[Records]
┌──
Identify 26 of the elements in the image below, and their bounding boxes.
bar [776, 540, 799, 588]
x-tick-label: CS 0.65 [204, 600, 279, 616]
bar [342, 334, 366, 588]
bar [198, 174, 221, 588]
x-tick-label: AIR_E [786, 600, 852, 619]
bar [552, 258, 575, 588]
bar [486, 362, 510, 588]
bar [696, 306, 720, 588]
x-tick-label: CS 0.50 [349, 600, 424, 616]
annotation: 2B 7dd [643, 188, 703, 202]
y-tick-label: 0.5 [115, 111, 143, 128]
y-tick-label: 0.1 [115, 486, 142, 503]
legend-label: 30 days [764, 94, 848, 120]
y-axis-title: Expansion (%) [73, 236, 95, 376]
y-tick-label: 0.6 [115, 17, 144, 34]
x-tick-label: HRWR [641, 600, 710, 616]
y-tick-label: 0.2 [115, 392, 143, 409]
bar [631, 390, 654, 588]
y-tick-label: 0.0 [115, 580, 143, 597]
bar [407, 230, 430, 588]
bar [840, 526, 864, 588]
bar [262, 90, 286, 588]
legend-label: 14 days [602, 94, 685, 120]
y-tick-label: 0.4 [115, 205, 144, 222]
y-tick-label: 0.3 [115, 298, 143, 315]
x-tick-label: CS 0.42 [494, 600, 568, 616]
└──
CHALLENGE:
State how many of the rows above contain the string "days". Reply with the number alone.

WRITTEN RESPONSE:
2